* _Exercise requirements_
Restate the listing that follows word for word, without its pictures.

* _Material provided_

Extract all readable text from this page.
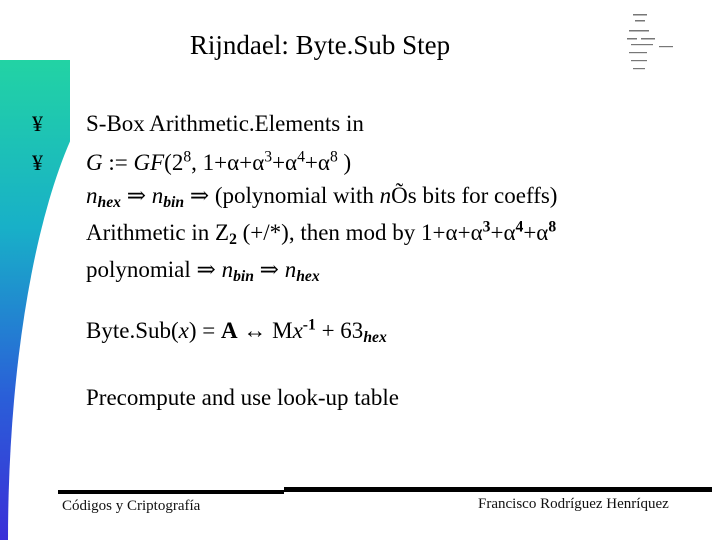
Rijndael: Byte.Sub Step
¥
¥
S-Box Arithmetic.Elements in
G := $GF(2^8$, $1+\alpha+\alpha^3+\alpha^4+\alpha^8$ )
$n_{hex}$ ⇒ $n_{bin}$ ⇒ (polynomial with nÕs bits for coeffs)
Arithmetic in $Z_2$ (+/*), then mod by $1+\alpha+\alpha^3+\alpha^4+\alpha^8$
polynomial ⇒ $n_{bin}$ ⇒ $n_{hex}$
Byte.Sub(x) = A ↔ $Mx^{-1} + 63_{hex}$
Precompute and use look-up table
Códigos y Criptografía	Francisco Rodríguez Henríquez
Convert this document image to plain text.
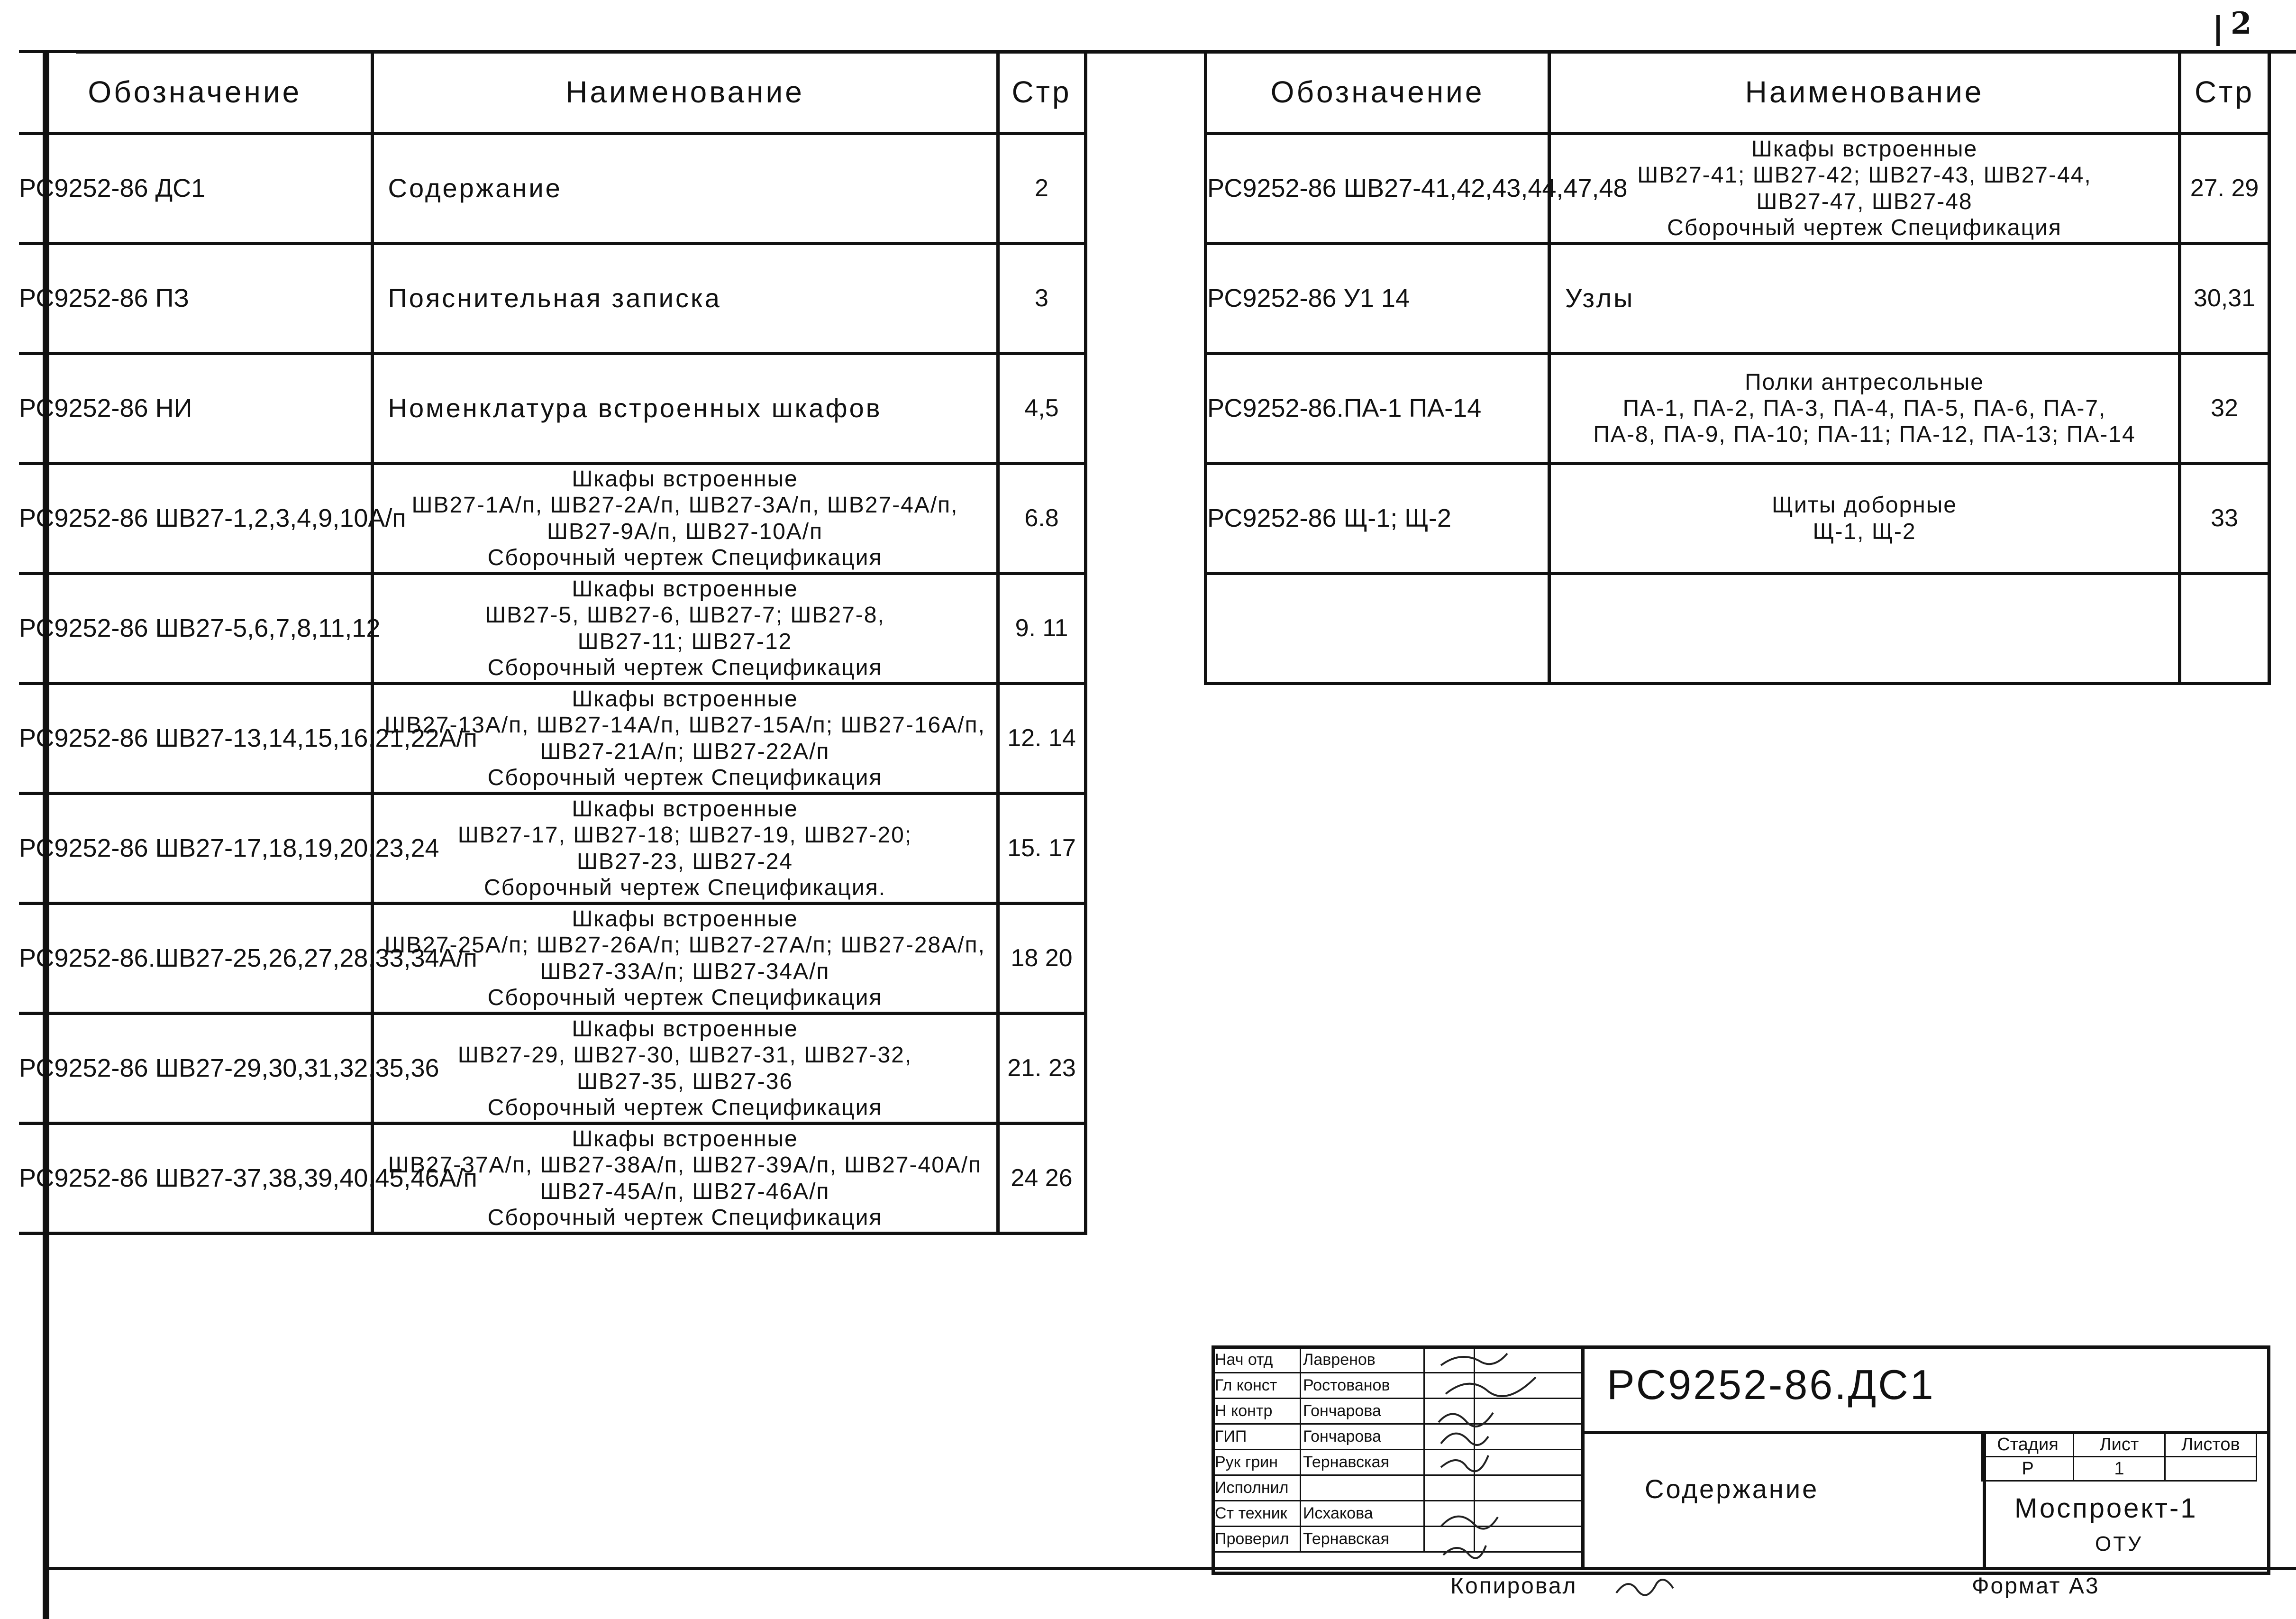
2
Обозначение	Наименование	Стр
РС9252-86 ДС1	Содержание	2
РС9252-86 ПЗ	Пояснительная записка	3
РС9252-86 НИ	Номенклатура встроенных шкафов	4,5
РС9252-86 ШВ27-1,2,3,4,9,10А/п	Шкафы встроенные
ШВ27-1А/п, ШВ27-2А/п, ШВ27-3А/п, ШВ27-4А/п,
ШВ27-9А/п, ШВ27-10А/п
Сборочный чертеж Спецификация	6.8
РС9252-86 ШВ27-5,6,7,8,11,12	Шкафы встроенные
ШВ27-5, ШВ27-6, ШВ27-7; ШВ27-8,
ШВ27-11; ШВ27-12
Сборочный чертеж Спецификация	9. 11
РС9252-86 ШВ27-13,14,15,16,21,22А/п	Шкафы встроенные
ШВ27-13А/п, ШВ27-14А/п, ШВ27-15А/п; ШВ27-16А/п,
ШВ27-21А/п; ШВ27-22А/п
Сборочный чертеж Спецификация	12. 14
РС9252-86 ШВ27-17,18,19,20,23,24	Шкафы встроенные
ШВ27-17, ШВ27-18; ШВ27-19, ШВ27-20;
ШВ27-23, ШВ27-24
Сборочный чертеж Спецификация.	15. 17
РС9252-86.ШВ27-25,26,27,28,33,34А/п	Шкафы встроенные
ШВ27-25А/п; ШВ27-26А/п; ШВ27-27А/п; ШВ27-28А/п,
ШВ27-33А/п; ШВ27-34А/п
Сборочный чертеж Спецификация	18 20
РС9252-86 ШВ27-29,30,31,32,35,36	Шкафы встроенные
ШВ27-29, ШВ27-30, ШВ27-31, ШВ27-32,
ШВ27-35, ШВ27-36
Сборочный чертеж Спецификация	21. 23
РС9252-86 ШВ27-37,38,39,40,45,46А/п	Шкафы встроенные
ШВ27-37А/п, ШВ27-38А/п, ШВ27-39А/п, ШВ27-40А/п
ШВ27-45А/п, ШВ27-46А/п
Сборочный чертеж Спецификация	24 26
Обозначение	Наименование	Стр
РС9252-86 ШВ27-41,42,43,44,47,48	Шкафы встроенные
ШВ27-41; ШВ27-42; ШВ27-43, ШВ27-44,
ШВ27-47, ШВ27-48
Сборочный чертеж Спецификация	27. 29
РС9252-86 У1 14	Узлы	30,31
РС9252-86.ПА-1 ПА-14	Полки антресольные
ПА-1, ПА-2, ПА-3, ПА-4, ПА-5, ПА-6, ПА-7,
ПА-8, ПА-9, ПА-10; ПА-11; ПА-12, ПА-13; ПА-14	32
РС9252-86 Щ-1; Щ-2	Щиты доборные
Щ-1, Щ-2	33

Нач отд	Лавренов		
Гл конст	Ростованов		
Н контр	Гончарова		
ГИП	Гончарова		
Рук грин	Тернавская		
Исполнил			
Ст техник	Исхакова		
Проверил	Тернавская		
РС9252-86.ДС1
Содержание
Стадия	Лист	Листов
Р	1	
Моспроект-1
ОТУ
Копировал	Формат А3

* _Task result_
Extract all readable text from this page.
Rijndael: Byte.Sub Step
¥
¥
S-Box Arithmetic.Elements in
G := $GF(2^8$, $1+\alpha+\alpha^3+\alpha^4+\alpha^8$ )
$n_{hex}$ ⇒ $n_{bin}$ ⇒ (polynomial with nÕs bits for coeffs)
Arithmetic in $Z_2$ (+/*), then mod by $1+\alpha+\alpha^3+\alpha^4+\alpha^8$
polynomial ⇒ $n_{bin}$ ⇒ $n_{hex}$
Byte.Sub(x) = A ↔ $Mx^{-1} + 63_{hex}$
Precompute and use look-up table
Códigos y Criptografía	Francisco Rodríguez Henríquez
Convert this document image to plain text.
2
Обозначение	Наименование	Стр
РС9252-86 ДС1	Содержание	2
РС9252-86 ПЗ	Пояснительная записка	3
РС9252-86 НИ	Номенклатура встроенных шкафов	4,5
РС9252-86 ШВ27-1,2,3,4,9,10А/п	Шкафы встроенные
ШВ27-1А/п, ШВ27-2А/п, ШВ27-3А/п, ШВ27-4А/п,
ШВ27-9А/п, ШВ27-10А/п
Сборочный чертеж Спецификация	6.8
РС9252-86 ШВ27-5,6,7,8,11,12	Шкафы встроенные
ШВ27-5, ШВ27-6, ШВ27-7; ШВ27-8,
ШВ27-11; ШВ27-12
Сборочный чертеж Спецификация	9. 11
РС9252-86 ШВ27-13,14,15,16,21,22А/п	Шкафы встроенные
ШВ27-13А/п, ШВ27-14А/п, ШВ27-15А/п; ШВ27-16А/п,
ШВ27-21А/п; ШВ27-22А/п
Сборочный чертеж Спецификация	12. 14
РС9252-86 ШВ27-17,18,19,20,23,24	Шкафы встроенные
ШВ27-17, ШВ27-18; ШВ27-19, ШВ27-20;
ШВ27-23, ШВ27-24
Сборочный чертеж Спецификация.	15. 17
РС9252-86.ШВ27-25,26,27,28,33,34А/п	Шкафы встроенные
ШВ27-25А/п; ШВ27-26А/п; ШВ27-27А/п; ШВ27-28А/п,
ШВ27-33А/п; ШВ27-34А/п
Сборочный чертеж Спецификация	18 20
РС9252-86 ШВ27-29,30,31,32,35,36	Шкафы встроенные
ШВ27-29, ШВ27-30, ШВ27-31, ШВ27-32,
ШВ27-35, ШВ27-36
Сборочный чертеж Спецификация	21. 23
РС9252-86 ШВ27-37,38,39,40,45,46А/п	Шкафы встроенные
ШВ27-37А/п, ШВ27-38А/п, ШВ27-39А/п, ШВ27-40А/п
ШВ27-45А/п, ШВ27-46А/п
Сборочный чертеж Спецификация	24 26
Обозначение	Наименование	Стр
РС9252-86 ШВ27-41,42,43,44,47,48	Шкафы встроенные
ШВ27-41; ШВ27-42; ШВ27-43, ШВ27-44,
ШВ27-47, ШВ27-48
Сборочный чертеж Спецификация	27. 29
РС9252-86 У1 14	Узлы	30,31
РС9252-86.ПА-1 ПА-14	Полки антресольные
ПА-1, ПА-2, ПА-3, ПА-4, ПА-5, ПА-6, ПА-7,
ПА-8, ПА-9, ПА-10; ПА-11; ПА-12, ПА-13; ПА-14	32
РС9252-86 Щ-1; Щ-2	Щиты доборные
Щ-1, Щ-2	33

Нач отд	Лавренов		
Гл конст	Ростованов		
Н контр	Гончарова		
ГИП	Гончарова		
Рук грин	Тернавская		
Исполнил			
Ст техник	Исхакова		
Проверил	Тернавская		
РС9252-86.ДС1
Содержание
Стадия	Лист	Листов
Р	1	
Моспроект-1
ОТУ
Копировал	Формат А3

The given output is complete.